## WHAT YOU ARE ASKED TO DO
Return the records in full, exactly as given.

## Dataset items

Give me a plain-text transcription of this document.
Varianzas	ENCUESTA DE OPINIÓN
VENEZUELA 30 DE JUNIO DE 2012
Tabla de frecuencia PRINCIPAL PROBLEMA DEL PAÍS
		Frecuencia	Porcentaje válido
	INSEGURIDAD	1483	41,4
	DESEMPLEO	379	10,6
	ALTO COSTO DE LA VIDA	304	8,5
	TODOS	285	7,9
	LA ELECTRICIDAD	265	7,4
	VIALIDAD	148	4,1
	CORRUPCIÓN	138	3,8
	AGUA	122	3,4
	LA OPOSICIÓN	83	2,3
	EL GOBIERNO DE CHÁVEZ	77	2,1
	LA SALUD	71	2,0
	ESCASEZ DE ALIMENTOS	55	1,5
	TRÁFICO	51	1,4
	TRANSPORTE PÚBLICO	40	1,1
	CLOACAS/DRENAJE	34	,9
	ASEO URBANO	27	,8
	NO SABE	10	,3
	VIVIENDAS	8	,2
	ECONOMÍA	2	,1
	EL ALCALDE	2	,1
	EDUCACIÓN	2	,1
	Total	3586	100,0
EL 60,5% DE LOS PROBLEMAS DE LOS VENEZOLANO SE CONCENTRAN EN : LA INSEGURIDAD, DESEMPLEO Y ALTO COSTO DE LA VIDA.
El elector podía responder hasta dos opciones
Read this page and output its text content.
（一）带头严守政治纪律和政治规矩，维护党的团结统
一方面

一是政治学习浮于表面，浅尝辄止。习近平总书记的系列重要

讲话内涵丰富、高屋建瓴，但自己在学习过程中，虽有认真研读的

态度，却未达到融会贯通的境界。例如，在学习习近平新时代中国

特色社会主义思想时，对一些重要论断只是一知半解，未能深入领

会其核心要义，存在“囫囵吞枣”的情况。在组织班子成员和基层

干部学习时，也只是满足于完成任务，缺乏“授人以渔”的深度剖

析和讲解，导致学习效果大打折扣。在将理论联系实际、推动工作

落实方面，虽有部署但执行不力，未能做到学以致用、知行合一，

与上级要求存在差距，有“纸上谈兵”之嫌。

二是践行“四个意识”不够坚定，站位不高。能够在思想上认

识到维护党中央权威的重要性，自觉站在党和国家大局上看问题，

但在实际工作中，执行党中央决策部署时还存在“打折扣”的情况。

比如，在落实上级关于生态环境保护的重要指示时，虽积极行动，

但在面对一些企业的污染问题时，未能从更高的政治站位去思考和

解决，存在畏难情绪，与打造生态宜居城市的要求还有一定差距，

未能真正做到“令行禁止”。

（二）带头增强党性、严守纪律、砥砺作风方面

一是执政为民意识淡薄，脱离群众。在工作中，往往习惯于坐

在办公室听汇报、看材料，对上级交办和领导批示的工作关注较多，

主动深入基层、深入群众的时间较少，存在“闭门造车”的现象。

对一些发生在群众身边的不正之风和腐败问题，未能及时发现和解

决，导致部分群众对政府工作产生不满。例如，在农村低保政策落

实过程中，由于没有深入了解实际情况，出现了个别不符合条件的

## EXPECTED ANSWER
Give me a plain-text transcription of this document.
Varianzas	ENCUESTA DE OPINIÓN
VENEZUELA 30 DE JUNIO DE 2012
Tabla de frecuencia PRINCIPAL PROBLEMA DEL PAÍS
		Frecuencia	Porcentaje válido
	INSEGURIDAD	1483	41,4
	DESEMPLEO	379	10,6
	ALTO COSTO DE LA VIDA	304	8,5
	TODOS	285	7,9
	LA ELECTRICIDAD	265	7,4
	VIALIDAD	148	4,1
	CORRUPCIÓN	138	3,8
	AGUA	122	3,4
	LA OPOSICIÓN	83	2,3
	EL GOBIERNO DE CHÁVEZ	77	2,1
	LA SALUD	71	2,0
	ESCASEZ DE ALIMENTOS	55	1,5
	TRÁFICO	51	1,4
	TRANSPORTE PÚBLICO	40	1,1
	CLOACAS/DRENAJE	34	,9
	ASEO URBANO	27	,8
	NO SABE	10	,3
	VIVIENDAS	8	,2
	ECONOMÍA	2	,1
	EL ALCALDE	2	,1
	EDUCACIÓN	2	,1
	Total	3586	100,0
EL 60,5% DE LOS PROBLEMAS DE LOS VENEZOLANO SE CONCENTRAN EN : LA INSEGURIDAD, DESEMPLEO Y ALTO COSTO DE LA VIDA.
El elector podía responder hasta dos opciones
Read this page and output its text content.
（一）带头严守政治纪律和政治规矩，维护党的团结统
一方面

一是政治学习浮于表面，浅尝辄止。习近平总书记的系列重要

讲话内涵丰富、高屋建瓴，但自己在学习过程中，虽有认真研读的

态度，却未达到融会贯通的境界。例如，在学习习近平新时代中国

特色社会主义思想时，对一些重要论断只是一知半解，未能深入领

会其核心要义，存在“囫囵吞枣”的情况。在组织班子成员和基层

干部学习时，也只是满足于完成任务，缺乏“授人以渔”的深度剖

析和讲解，导致学习效果大打折扣。在将理论联系实际、推动工作

落实方面，虽有部署但执行不力，未能做到学以致用、知行合一，

与上级要求存在差距，有“纸上谈兵”之嫌。

二是践行“四个意识”不够坚定，站位不高。能够在思想上认

识到维护党中央权威的重要性，自觉站在党和国家大局上看问题，

但在实际工作中，执行党中央决策部署时还存在“打折扣”的情况。

比如，在落实上级关于生态环境保护的重要指示时，虽积极行动，

但在面对一些企业的污染问题时，未能从更高的政治站位去思考和

解决，存在畏难情绪，与打造生态宜居城市的要求还有一定差距，

未能真正做到“令行禁止”。

（二）带头增强党性、严守纪律、砥砺作风方面

一是执政为民意识淡薄，脱离群众。在工作中，往往习惯于坐

在办公室听汇报、看材料，对上级交办和领导批示的工作关注较多，

主动深入基层、深入群众的时间较少，存在“闭门造车”的现象。

对一些发生在群众身边的不正之风和腐败问题，未能及时发现和解

决，导致部分群众对政府工作产生不满。例如，在农村低保政策落

实过程中，由于没有深入了解实际情况，出现了个别不符合条件的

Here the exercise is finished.